WHAT IS EXPECTED:
Copy out every line of the material below word for word.
[START RECORDS TO USE]
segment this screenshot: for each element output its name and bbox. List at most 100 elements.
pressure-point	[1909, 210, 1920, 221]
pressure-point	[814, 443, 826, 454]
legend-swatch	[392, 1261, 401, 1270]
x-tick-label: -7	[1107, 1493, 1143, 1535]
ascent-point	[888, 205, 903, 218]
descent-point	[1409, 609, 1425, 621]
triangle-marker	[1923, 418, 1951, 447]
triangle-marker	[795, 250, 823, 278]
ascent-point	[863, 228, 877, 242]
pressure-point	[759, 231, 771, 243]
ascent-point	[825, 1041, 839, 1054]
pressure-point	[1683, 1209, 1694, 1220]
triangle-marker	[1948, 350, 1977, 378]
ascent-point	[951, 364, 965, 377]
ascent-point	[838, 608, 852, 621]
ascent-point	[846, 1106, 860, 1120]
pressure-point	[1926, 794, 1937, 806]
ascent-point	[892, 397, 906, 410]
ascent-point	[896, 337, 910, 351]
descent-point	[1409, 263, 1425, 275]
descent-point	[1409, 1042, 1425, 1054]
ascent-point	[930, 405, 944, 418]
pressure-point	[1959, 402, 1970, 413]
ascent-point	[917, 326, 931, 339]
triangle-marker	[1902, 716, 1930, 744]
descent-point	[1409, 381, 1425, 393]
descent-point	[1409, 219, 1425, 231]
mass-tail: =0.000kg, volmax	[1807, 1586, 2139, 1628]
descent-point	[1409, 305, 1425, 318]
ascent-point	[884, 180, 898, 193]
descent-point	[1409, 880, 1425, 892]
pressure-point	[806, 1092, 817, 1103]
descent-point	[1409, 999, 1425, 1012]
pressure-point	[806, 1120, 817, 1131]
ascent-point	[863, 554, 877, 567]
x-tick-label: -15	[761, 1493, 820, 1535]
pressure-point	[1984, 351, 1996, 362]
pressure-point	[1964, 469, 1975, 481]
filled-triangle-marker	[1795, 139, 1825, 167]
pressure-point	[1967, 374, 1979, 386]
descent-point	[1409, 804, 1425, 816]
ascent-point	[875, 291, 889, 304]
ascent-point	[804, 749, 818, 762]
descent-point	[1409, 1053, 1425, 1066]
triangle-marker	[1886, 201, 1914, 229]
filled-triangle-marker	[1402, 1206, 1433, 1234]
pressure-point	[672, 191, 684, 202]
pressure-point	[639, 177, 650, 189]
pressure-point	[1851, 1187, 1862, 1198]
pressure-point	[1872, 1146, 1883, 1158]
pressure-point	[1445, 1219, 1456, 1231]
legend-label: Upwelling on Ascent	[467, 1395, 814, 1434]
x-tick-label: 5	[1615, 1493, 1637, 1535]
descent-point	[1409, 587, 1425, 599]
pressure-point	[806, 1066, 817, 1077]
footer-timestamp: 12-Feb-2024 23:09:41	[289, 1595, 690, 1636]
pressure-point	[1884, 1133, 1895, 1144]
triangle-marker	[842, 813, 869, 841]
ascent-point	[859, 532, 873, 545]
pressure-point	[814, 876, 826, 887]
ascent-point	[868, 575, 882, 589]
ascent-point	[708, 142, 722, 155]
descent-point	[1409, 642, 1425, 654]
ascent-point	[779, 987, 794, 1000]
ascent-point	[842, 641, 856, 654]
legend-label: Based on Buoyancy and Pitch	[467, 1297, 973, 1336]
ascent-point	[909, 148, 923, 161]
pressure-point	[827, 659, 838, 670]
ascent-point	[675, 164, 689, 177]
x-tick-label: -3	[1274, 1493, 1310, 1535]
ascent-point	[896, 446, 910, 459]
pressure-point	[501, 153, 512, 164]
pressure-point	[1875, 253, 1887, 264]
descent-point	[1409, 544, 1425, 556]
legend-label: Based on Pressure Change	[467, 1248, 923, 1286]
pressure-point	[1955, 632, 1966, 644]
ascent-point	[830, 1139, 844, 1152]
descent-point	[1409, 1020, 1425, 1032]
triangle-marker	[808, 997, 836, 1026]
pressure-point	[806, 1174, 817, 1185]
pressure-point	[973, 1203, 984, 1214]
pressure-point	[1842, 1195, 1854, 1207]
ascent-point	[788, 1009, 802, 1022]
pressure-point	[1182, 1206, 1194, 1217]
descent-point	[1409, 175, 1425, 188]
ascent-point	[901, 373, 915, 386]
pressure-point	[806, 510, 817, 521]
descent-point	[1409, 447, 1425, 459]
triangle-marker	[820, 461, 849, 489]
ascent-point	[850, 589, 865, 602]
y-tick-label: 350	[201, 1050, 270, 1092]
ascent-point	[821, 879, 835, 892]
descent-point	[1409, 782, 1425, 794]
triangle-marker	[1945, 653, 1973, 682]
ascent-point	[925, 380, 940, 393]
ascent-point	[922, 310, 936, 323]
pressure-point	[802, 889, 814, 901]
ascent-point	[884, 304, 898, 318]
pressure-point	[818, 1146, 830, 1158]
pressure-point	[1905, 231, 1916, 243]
[END RECORDS TO USE]
OUTPUT:
segment this screenshot: for each element output its name and bbox. List at most 100 elements.
pressure-point	[1909, 210, 1920, 221]
pressure-point	[814, 443, 826, 454]
legend-swatch	[392, 1261, 401, 1270]
x-tick-label: -7	[1107, 1493, 1143, 1535]
ascent-point	[888, 205, 903, 218]
descent-point	[1409, 609, 1425, 621]
triangle-marker	[1923, 418, 1951, 447]
triangle-marker	[795, 250, 823, 278]
ascent-point	[863, 228, 877, 242]
pressure-point	[759, 231, 771, 243]
ascent-point	[825, 1041, 839, 1054]
pressure-point	[1683, 1209, 1694, 1220]
triangle-marker	[1948, 350, 1977, 378]
ascent-point	[951, 364, 965, 377]
ascent-point	[838, 608, 852, 621]
ascent-point	[846, 1106, 860, 1120]
pressure-point	[1926, 794, 1937, 806]
ascent-point	[892, 397, 906, 410]
ascent-point	[896, 337, 910, 351]
descent-point	[1409, 263, 1425, 275]
descent-point	[1409, 1042, 1425, 1054]
ascent-point	[930, 405, 944, 418]
pressure-point	[1959, 402, 1970, 413]
ascent-point	[917, 326, 931, 339]
triangle-marker	[1902, 716, 1930, 744]
descent-point	[1409, 381, 1425, 393]
descent-point	[1409, 219, 1425, 231]
mass-tail: =0.000kg, volmax	[1807, 1586, 2139, 1628]
descent-point	[1409, 305, 1425, 318]
ascent-point	[884, 180, 898, 193]
descent-point	[1409, 880, 1425, 892]
pressure-point	[806, 1092, 817, 1103]
descent-point	[1409, 999, 1425, 1012]
pressure-point	[806, 1120, 817, 1131]
ascent-point	[863, 554, 877, 567]
x-tick-label: -15	[761, 1493, 820, 1535]
pressure-point	[1984, 351, 1996, 362]
pressure-point	[1964, 469, 1975, 481]
filled-triangle-marker	[1795, 139, 1825, 167]
pressure-point	[1967, 374, 1979, 386]
descent-point	[1409, 804, 1425, 816]
ascent-point	[875, 291, 889, 304]
ascent-point	[804, 749, 818, 762]
descent-point	[1409, 1053, 1425, 1066]
triangle-marker	[1886, 201, 1914, 229]
filled-triangle-marker	[1402, 1206, 1433, 1234]
pressure-point	[672, 191, 684, 202]
pressure-point	[639, 177, 650, 189]
pressure-point	[1851, 1187, 1862, 1198]
pressure-point	[1872, 1146, 1883, 1158]
pressure-point	[1445, 1219, 1456, 1231]
legend-label: Upwelling on Ascent	[467, 1395, 814, 1434]
x-tick-label: 5	[1615, 1493, 1637, 1535]
descent-point	[1409, 587, 1425, 599]
pressure-point	[806, 1066, 817, 1077]
footer-timestamp: 12-Feb-2024 23:09:41	[289, 1595, 690, 1636]
pressure-point	[1884, 1133, 1895, 1144]
triangle-marker	[842, 813, 869, 841]
ascent-point	[859, 532, 873, 545]
pressure-point	[814, 876, 826, 887]
ascent-point	[868, 575, 882, 589]
ascent-point	[708, 142, 722, 155]
descent-point	[1409, 642, 1425, 654]
ascent-point	[779, 987, 794, 1000]
ascent-point	[842, 641, 856, 654]
legend-label: Based on Buoyancy and Pitch	[467, 1297, 973, 1336]
ascent-point	[909, 148, 923, 161]
pressure-point	[827, 659, 838, 670]
ascent-point	[675, 164, 689, 177]
x-tick-label: -3	[1274, 1493, 1310, 1535]
ascent-point	[896, 446, 910, 459]
pressure-point	[501, 153, 512, 164]
pressure-point	[1875, 253, 1887, 264]
descent-point	[1409, 544, 1425, 556]
legend-label: Based on Pressure Change	[467, 1248, 923, 1286]
pressure-point	[1955, 632, 1966, 644]
ascent-point	[830, 1139, 844, 1152]
descent-point	[1409, 1020, 1425, 1032]
triangle-marker	[808, 997, 836, 1026]
pressure-point	[806, 1174, 817, 1185]
pressure-point	[973, 1203, 984, 1214]
pressure-point	[1842, 1195, 1854, 1207]
ascent-point	[788, 1009, 802, 1022]
pressure-point	[1182, 1206, 1194, 1217]
descent-point	[1409, 175, 1425, 188]
ascent-point	[901, 373, 915, 386]
pressure-point	[806, 510, 817, 521]
descent-point	[1409, 447, 1425, 459]
triangle-marker	[820, 461, 849, 489]
ascent-point	[850, 589, 865, 602]
y-tick-label: 350	[201, 1050, 270, 1092]
ascent-point	[821, 879, 835, 892]
descent-point	[1409, 782, 1425, 794]
triangle-marker	[1945, 653, 1973, 682]
ascent-point	[925, 380, 940, 393]
ascent-point	[922, 310, 936, 323]
pressure-point	[802, 889, 814, 901]
ascent-point	[884, 304, 898, 318]
pressure-point	[818, 1146, 830, 1158]
pressure-point	[1905, 231, 1916, 243]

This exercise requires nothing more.